%%

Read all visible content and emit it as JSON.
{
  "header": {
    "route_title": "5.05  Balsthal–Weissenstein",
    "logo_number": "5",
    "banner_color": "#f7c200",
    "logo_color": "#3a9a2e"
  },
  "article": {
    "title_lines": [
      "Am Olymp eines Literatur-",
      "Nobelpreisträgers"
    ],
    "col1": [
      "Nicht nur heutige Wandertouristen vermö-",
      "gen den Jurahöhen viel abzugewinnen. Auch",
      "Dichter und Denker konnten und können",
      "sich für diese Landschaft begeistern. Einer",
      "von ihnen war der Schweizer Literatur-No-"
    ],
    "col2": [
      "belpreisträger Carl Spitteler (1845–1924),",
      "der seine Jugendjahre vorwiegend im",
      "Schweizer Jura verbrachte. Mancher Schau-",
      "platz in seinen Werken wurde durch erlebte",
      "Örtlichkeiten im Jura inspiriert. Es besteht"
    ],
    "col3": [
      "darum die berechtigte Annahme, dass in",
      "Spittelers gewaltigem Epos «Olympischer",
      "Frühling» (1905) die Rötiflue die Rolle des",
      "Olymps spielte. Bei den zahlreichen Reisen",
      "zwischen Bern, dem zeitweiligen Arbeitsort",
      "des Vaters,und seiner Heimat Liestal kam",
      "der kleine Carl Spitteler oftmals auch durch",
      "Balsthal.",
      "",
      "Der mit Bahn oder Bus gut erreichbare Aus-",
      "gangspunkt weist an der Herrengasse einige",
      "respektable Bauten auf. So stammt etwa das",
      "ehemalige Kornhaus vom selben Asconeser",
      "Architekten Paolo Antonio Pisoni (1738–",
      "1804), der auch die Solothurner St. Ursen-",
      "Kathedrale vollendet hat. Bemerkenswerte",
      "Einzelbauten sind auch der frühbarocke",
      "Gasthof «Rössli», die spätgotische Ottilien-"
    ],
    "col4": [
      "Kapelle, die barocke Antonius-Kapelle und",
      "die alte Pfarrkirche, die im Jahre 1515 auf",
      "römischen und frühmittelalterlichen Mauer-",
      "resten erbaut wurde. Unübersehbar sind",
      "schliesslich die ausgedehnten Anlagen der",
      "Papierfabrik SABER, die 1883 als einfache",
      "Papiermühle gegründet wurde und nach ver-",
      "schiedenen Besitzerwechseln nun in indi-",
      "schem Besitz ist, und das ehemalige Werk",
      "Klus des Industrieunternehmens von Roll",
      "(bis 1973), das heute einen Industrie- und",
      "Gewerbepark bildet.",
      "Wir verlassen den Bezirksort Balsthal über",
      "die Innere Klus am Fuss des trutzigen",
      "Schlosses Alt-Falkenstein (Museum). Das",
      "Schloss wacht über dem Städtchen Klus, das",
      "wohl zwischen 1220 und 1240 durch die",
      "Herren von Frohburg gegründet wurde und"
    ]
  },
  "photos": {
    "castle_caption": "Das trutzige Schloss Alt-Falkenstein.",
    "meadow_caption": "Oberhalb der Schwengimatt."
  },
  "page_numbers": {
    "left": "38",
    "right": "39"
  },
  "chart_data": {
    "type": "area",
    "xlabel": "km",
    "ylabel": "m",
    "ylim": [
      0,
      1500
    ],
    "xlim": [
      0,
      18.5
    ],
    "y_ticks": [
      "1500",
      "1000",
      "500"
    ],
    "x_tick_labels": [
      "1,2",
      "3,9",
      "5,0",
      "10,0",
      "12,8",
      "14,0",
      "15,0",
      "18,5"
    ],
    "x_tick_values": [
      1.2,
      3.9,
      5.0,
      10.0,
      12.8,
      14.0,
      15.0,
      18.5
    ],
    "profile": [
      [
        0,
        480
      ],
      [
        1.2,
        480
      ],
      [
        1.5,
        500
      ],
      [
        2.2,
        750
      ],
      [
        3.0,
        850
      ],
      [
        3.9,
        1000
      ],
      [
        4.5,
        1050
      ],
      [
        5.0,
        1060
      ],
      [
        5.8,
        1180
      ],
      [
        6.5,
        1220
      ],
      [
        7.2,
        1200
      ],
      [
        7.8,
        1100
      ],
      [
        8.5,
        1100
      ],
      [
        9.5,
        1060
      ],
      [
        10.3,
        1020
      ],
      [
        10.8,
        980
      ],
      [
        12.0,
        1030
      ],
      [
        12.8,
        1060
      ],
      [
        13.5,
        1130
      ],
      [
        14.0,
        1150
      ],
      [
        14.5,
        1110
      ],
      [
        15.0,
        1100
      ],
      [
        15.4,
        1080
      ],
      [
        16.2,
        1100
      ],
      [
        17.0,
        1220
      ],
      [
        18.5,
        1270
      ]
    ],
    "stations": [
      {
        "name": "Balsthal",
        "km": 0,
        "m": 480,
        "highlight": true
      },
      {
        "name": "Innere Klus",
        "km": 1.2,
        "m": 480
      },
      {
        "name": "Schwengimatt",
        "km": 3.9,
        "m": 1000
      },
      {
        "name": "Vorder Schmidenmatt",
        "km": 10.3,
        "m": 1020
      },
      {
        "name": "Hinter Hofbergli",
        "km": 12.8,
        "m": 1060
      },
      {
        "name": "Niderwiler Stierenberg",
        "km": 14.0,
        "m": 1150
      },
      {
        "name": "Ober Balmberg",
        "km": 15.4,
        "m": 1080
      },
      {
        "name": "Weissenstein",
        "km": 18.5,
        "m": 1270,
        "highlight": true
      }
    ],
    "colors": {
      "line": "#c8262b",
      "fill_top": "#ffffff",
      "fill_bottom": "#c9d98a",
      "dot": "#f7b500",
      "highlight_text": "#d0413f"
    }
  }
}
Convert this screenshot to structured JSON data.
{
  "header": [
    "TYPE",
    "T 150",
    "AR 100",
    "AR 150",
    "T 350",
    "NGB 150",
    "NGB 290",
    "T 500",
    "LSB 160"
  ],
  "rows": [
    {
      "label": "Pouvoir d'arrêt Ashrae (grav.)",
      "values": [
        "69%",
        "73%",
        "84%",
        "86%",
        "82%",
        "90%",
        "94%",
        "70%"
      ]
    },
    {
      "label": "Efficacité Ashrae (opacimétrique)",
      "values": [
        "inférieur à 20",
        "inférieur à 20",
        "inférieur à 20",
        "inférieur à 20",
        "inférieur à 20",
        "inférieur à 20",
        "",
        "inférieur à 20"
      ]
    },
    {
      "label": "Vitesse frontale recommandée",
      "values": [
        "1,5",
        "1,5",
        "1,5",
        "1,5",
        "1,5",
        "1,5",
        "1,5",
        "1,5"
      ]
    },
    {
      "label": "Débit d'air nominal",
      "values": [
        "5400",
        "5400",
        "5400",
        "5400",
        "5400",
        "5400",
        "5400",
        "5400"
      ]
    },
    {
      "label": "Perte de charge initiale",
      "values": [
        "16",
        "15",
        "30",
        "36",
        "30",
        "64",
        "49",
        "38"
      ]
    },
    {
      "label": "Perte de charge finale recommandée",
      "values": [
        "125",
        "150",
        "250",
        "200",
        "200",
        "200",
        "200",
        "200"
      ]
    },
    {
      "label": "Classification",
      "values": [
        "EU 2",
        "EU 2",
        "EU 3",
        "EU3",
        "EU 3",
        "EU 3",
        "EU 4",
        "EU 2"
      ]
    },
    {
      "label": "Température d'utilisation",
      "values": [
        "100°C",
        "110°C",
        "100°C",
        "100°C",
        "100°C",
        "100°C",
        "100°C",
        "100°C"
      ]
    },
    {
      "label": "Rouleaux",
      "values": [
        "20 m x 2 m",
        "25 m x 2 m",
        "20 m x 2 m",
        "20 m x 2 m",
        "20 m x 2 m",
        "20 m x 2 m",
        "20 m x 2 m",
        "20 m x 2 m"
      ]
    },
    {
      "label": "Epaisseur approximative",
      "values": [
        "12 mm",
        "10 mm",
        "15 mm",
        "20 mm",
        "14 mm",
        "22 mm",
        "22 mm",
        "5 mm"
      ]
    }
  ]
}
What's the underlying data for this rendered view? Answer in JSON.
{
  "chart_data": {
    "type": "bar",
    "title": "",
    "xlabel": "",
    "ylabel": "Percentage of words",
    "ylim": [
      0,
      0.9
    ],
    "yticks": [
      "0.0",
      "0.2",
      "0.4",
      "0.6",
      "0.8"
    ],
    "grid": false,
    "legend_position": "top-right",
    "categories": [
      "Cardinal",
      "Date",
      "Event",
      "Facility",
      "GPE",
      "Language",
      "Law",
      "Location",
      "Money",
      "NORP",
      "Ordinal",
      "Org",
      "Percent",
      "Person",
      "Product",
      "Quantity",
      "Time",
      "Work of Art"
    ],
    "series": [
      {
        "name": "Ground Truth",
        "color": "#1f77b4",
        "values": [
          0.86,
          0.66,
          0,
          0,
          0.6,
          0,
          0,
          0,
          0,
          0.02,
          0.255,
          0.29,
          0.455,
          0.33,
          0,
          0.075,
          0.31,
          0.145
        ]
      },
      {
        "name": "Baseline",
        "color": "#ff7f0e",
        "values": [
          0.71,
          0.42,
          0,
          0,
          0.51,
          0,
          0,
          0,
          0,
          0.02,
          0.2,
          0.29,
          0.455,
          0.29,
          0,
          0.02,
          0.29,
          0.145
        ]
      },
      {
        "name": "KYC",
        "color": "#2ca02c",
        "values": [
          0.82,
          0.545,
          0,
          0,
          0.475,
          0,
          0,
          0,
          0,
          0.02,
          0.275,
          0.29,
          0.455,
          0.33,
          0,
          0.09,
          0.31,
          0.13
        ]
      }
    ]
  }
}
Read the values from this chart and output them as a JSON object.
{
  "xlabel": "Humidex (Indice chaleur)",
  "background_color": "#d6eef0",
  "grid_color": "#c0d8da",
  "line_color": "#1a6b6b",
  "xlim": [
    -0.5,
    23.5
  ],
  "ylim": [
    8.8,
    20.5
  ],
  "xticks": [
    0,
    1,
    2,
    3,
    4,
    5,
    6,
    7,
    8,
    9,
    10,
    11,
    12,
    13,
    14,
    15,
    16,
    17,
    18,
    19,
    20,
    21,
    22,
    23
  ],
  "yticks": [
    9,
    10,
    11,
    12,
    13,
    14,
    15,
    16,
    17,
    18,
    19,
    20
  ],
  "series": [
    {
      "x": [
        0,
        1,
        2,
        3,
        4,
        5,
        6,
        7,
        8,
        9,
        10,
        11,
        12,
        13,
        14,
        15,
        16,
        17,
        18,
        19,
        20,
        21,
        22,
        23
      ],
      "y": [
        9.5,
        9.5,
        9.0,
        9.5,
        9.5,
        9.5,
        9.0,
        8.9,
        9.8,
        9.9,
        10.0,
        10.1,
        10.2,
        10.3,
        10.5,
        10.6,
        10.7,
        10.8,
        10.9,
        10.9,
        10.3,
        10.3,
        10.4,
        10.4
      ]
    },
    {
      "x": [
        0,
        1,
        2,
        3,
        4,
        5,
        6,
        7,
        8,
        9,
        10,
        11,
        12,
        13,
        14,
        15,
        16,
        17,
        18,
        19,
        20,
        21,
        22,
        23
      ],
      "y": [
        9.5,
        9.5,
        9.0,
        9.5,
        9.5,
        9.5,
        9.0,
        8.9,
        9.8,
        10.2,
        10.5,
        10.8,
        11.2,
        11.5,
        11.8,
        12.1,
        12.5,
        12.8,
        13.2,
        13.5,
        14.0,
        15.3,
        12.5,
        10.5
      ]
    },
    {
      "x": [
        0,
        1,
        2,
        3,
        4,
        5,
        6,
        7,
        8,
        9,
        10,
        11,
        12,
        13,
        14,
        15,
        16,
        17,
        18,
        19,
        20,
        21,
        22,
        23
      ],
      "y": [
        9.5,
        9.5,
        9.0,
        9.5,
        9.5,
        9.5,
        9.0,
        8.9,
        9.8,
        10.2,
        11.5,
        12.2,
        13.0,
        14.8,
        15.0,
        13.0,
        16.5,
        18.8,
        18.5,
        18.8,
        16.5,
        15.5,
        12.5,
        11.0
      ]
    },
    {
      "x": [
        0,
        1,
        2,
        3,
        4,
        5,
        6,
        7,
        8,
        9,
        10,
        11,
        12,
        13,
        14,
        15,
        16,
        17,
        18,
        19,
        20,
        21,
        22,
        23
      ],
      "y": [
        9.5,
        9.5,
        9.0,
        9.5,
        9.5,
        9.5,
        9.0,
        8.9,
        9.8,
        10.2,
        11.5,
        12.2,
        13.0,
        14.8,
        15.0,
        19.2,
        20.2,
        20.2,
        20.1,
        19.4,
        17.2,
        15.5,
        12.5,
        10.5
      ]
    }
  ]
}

%%

*Task prompt*.
Filter the data for the string "Carl" and copy every line that has it.

*Written solution*.
      "belpreisträger Carl Spitteler (1845–1924),",
      "der kleine Carl Spitteler oftmals auch durch",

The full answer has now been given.